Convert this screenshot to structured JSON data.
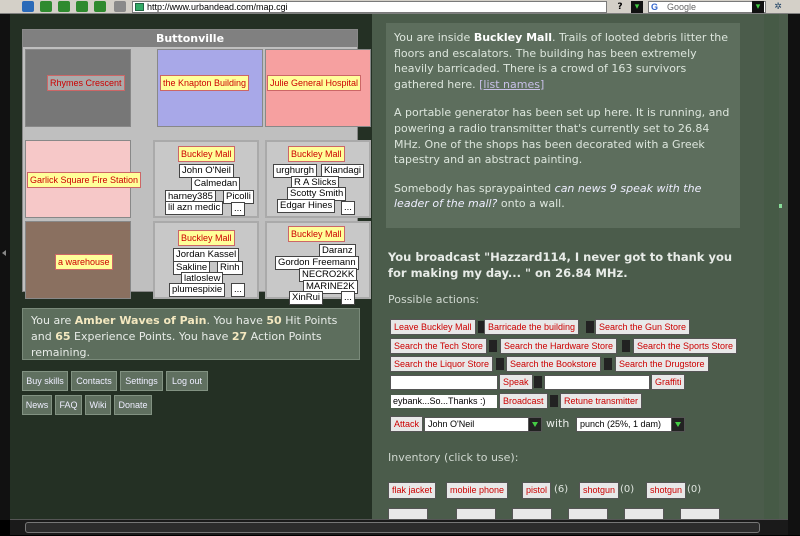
{
  "browser": {
    "url": "http://www.urbandead.com/map.cgi",
    "search_placeholder": "Google"
  },
  "map": {
    "title": "Buttonville",
    "cells": [
      {
        "label": "Rhymes Crescent"
      },
      {
        "label": "the Knapton Building"
      },
      {
        "label": "Julie General Hospital"
      },
      {
        "label": "Garlick Square Fire Station"
      },
      {
        "label": "Buckley Mall",
        "names": [
          "John O'Neil",
          "Calmedan",
          "harney385",
          "Picolli",
          "lil azn medic",
          "..."
        ]
      },
      {
        "label": "Buckley Mall",
        "names": [
          "urghurgh",
          "Klandagi",
          "R A Slicks",
          "Scotty Smith",
          "Edgar Hines",
          "..."
        ]
      },
      {
        "label": "a warehouse"
      },
      {
        "label": "Buckley Mall",
        "names": [
          "Jordan Kassel",
          "Sakline",
          "Rinh",
          "latloslew",
          "plumespixie",
          "..."
        ]
      },
      {
        "label": "Buckley Mall",
        "names": [
          "Daranz",
          "Gordon Freemann",
          "NECRO2KK",
          "MARINE2K",
          "XinRui",
          "..."
        ]
      }
    ]
  },
  "status": {
    "prefix": "You are ",
    "name": "Amber Waves of Pain",
    "mid1": ". You have ",
    "hp": "50",
    "mid2": " Hit Points and ",
    "xp": "65",
    "mid3": " Experience Points. You have ",
    "ap": "27",
    "mid4": " Action Points remaining."
  },
  "nav": [
    "Buy skills",
    "Contacts",
    "Settings",
    "Log out",
    "News",
    "FAQ",
    "Wiki",
    "Donate"
  ],
  "description": {
    "p1_pre": "You are inside ",
    "p1_place": "Buckley Mall",
    "p1_post": ". Trails of looted debris litter the floors and escalators. The building has been extremely heavily barricaded. There is a crowd of 163 survivors gathered here. ",
    "p1_link": "[list names]",
    "p2": "A portable generator has been set up here. It is running, and powering a radio transmitter that's currently set to 26.84 MHz. One of the shops has been decorated with a Greek tapestry and an abstract painting.",
    "p3_pre": "Somebody has spraypainted ",
    "p3_graffiti": "can news 9 speak with the leader of the mall?",
    "p3_post": " onto a wall."
  },
  "broadcast_msg": "You broadcast \"Hazzard114, I never got to thank you for making my day... \" on 26.84 MHz.",
  "possible_actions_label": "Possible actions:",
  "actions": {
    "leave": "Leave Buckley Mall",
    "barricade": "Barricade the building",
    "gun": "Search the Gun Store",
    "tech": "Search the Tech Store",
    "hardware": "Search the Hardware Store",
    "sports": "Search the Sports Store",
    "liquor": "Search the Liquor Store",
    "book": "Search the Bookstore",
    "drug": "Search the Drugstore",
    "speak": "Speak",
    "graffiti": "Graffiti",
    "broadcast_value": "eybank...So...Thanks :)",
    "broadcast": "Broadcast",
    "retune": "Retune transmitter",
    "attack": "Attack",
    "attack_target": "John O'Neil",
    "with": "with",
    "weapon": "punch (25%, 1 dam)"
  },
  "inventory_label": "Inventory (click to use):",
  "inventory": [
    {
      "name": "flak jacket",
      "count": ""
    },
    {
      "name": "mobile phone",
      "count": ""
    },
    {
      "name": "pistol",
      "count": "(6)"
    },
    {
      "name": "shotgun",
      "count": "(0)"
    },
    {
      "name": "shotgun",
      "count": "(0)"
    }
  ]
}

### Instruction
Images do not belong in the copy; reproduce all other parts of the records above verbatim.

### Answer to this exercise
Convert this screenshot to structured JSON data.
{
  "browser": {
    "url": "http://www.urbandead.com/map.cgi",
    "search_placeholder": "Google"
  },
  "map": {
    "title": "Buttonville",
    "cells": [
      {
        "label": "Rhymes Crescent"
      },
      {
        "label": "the Knapton Building"
      },
      {
        "label": "Julie General Hospital"
      },
      {
        "label": "Garlick Square Fire Station"
      },
      {
        "label": "Buckley Mall",
        "names": [
          "John O'Neil",
          "Calmedan",
          "harney385",
          "Picolli",
          "lil azn medic",
          "..."
        ]
      },
      {
        "label": "Buckley Mall",
        "names": [
          "urghurgh",
          "Klandagi",
          "R A Slicks",
          "Scotty Smith",
          "Edgar Hines",
          "..."
        ]
      },
      {
        "label": "a warehouse"
      },
      {
        "label": "Buckley Mall",
        "names": [
          "Jordan Kassel",
          "Sakline",
          "Rinh",
          "latloslew",
          "plumespixie",
          "..."
        ]
      },
      {
        "label": "Buckley Mall",
        "names": [
          "Daranz",
          "Gordon Freemann",
          "NECRO2KK",
          "MARINE2K",
          "XinRui",
          "..."
        ]
      }
    ]
  },
  "status": {
    "prefix": "You are ",
    "name": "Amber Waves of Pain",
    "mid1": ". You have ",
    "hp": "50",
    "mid2": " Hit Points and ",
    "xp": "65",
    "mid3": " Experience Points. You have ",
    "ap": "27",
    "mid4": " Action Points remaining."
  },
  "nav": [
    "Buy skills",
    "Contacts",
    "Settings",
    "Log out",
    "News",
    "FAQ",
    "Wiki",
    "Donate"
  ],
  "description": {
    "p1_pre": "You are inside ",
    "p1_place": "Buckley Mall",
    "p1_post": ". Trails of looted debris litter the floors and escalators. The building has been extremely heavily barricaded. There is a crowd of 163 survivors gathered here. ",
    "p1_link": "[list names]",
    "p2": "A portable generator has been set up here. It is running, and powering a radio transmitter that's currently set to 26.84 MHz. One of the shops has been decorated with a Greek tapestry and an abstract painting.",
    "p3_pre": "Somebody has spraypainted ",
    "p3_graffiti": "can news 9 speak with the leader of the mall?",
    "p3_post": " onto a wall."
  },
  "broadcast_msg": "You broadcast \"Hazzard114, I never got to thank you for making my day... \" on 26.84 MHz.",
  "possible_actions_label": "Possible actions:",
  "actions": {
    "leave": "Leave Buckley Mall",
    "barricade": "Barricade the building",
    "gun": "Search the Gun Store",
    "tech": "Search the Tech Store",
    "hardware": "Search the Hardware Store",
    "sports": "Search the Sports Store",
    "liquor": "Search the Liquor Store",
    "book": "Search the Bookstore",
    "drug": "Search the Drugstore",
    "speak": "Speak",
    "graffiti": "Graffiti",
    "broadcast_value": "eybank...So...Thanks :)",
    "broadcast": "Broadcast",
    "retune": "Retune transmitter",
    "attack": "Attack",
    "attack_target": "John O'Neil",
    "with": "with",
    "weapon": "punch (25%, 1 dam)"
  },
  "inventory_label": "Inventory (click to use):",
  "inventory": [
    {
      "name": "flak jacket",
      "count": ""
    },
    {
      "name": "mobile phone",
      "count": ""
    },
    {
      "name": "pistol",
      "count": "(6)"
    },
    {
      "name": "shotgun",
      "count": "(0)"
    },
    {
      "name": "shotgun",
      "count": "(0)"
    }
  ]
}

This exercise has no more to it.